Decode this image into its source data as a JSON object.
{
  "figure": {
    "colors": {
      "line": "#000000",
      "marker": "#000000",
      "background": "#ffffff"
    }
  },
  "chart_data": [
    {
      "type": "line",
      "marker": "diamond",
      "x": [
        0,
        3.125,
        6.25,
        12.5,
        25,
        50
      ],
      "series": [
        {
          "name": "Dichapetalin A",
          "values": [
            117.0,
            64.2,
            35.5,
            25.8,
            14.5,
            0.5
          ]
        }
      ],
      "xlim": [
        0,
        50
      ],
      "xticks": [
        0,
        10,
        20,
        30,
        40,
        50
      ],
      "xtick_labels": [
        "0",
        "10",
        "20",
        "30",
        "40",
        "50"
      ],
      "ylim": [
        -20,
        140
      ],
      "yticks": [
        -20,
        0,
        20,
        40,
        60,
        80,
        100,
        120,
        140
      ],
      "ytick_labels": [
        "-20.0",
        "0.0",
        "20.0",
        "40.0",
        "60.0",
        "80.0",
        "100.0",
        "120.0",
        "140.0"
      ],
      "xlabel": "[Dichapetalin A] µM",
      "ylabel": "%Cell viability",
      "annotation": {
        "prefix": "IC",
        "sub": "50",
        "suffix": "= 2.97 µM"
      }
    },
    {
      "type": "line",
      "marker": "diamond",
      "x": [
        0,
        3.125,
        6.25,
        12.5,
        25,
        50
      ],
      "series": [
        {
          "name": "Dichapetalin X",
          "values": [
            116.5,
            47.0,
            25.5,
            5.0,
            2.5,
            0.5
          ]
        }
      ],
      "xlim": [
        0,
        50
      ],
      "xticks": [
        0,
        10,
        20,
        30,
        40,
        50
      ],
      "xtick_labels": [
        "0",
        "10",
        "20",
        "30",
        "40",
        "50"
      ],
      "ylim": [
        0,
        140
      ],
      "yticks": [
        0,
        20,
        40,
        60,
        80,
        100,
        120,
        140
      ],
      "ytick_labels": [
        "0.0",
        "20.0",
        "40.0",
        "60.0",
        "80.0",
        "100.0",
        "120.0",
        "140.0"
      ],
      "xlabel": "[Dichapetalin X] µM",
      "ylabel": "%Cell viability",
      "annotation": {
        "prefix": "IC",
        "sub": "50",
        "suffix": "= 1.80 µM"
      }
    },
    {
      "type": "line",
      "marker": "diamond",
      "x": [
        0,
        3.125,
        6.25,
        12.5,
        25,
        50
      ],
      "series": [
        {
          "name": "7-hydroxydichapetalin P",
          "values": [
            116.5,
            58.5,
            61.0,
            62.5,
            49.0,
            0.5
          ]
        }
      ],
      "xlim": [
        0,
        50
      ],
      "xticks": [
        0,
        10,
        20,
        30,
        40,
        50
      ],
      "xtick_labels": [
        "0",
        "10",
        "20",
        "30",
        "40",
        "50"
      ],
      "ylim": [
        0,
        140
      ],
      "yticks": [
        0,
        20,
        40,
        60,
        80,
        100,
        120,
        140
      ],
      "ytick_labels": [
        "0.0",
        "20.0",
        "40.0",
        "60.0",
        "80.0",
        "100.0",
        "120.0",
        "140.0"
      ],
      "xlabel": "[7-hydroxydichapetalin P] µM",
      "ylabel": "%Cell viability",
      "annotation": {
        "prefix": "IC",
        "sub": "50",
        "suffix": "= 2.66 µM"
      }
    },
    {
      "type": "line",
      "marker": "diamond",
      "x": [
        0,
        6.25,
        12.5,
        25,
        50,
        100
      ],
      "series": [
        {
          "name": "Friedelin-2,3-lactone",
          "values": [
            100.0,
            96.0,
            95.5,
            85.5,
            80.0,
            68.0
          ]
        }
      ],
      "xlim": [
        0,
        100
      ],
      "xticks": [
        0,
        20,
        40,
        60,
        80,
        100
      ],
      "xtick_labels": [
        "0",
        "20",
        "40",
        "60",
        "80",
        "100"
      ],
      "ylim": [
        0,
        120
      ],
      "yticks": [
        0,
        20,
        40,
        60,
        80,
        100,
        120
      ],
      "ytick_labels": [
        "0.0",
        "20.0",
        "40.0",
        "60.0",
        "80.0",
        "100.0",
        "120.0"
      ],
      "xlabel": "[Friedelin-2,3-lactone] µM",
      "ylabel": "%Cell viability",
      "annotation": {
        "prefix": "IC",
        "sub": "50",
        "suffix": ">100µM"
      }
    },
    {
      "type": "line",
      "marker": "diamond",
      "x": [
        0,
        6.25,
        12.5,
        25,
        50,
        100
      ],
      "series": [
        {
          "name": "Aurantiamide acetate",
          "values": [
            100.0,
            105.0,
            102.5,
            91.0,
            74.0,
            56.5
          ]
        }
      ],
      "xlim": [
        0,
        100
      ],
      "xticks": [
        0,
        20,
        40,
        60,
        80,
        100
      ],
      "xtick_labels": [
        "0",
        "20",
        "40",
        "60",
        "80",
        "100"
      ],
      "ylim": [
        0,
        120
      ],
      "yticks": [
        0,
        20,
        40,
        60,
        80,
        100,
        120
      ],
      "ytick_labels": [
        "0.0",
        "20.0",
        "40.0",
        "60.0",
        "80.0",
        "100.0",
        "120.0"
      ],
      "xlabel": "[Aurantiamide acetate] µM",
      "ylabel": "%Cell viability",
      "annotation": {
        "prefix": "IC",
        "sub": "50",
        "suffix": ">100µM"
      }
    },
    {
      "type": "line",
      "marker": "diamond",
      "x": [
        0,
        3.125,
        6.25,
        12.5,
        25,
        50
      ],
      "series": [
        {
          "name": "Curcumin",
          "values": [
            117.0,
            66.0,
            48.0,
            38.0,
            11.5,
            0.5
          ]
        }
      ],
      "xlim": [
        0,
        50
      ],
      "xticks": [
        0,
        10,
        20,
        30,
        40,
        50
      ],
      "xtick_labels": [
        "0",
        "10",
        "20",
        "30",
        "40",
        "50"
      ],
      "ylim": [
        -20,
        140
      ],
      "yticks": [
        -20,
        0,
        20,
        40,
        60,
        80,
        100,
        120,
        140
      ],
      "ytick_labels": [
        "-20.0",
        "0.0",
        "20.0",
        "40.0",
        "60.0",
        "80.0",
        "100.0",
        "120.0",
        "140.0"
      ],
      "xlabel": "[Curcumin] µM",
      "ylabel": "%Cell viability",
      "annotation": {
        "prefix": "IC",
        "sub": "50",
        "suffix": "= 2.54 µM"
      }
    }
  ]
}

■ SHORT EXERCISE:
Which lines hold the word "Friedelin"? Copy each of them from the records.

■ REPLY TO THE TASK:
          "name": "Friedelin-2,3-lactone",
      "xlabel": "[Friedelin-2,3-lactone] µM",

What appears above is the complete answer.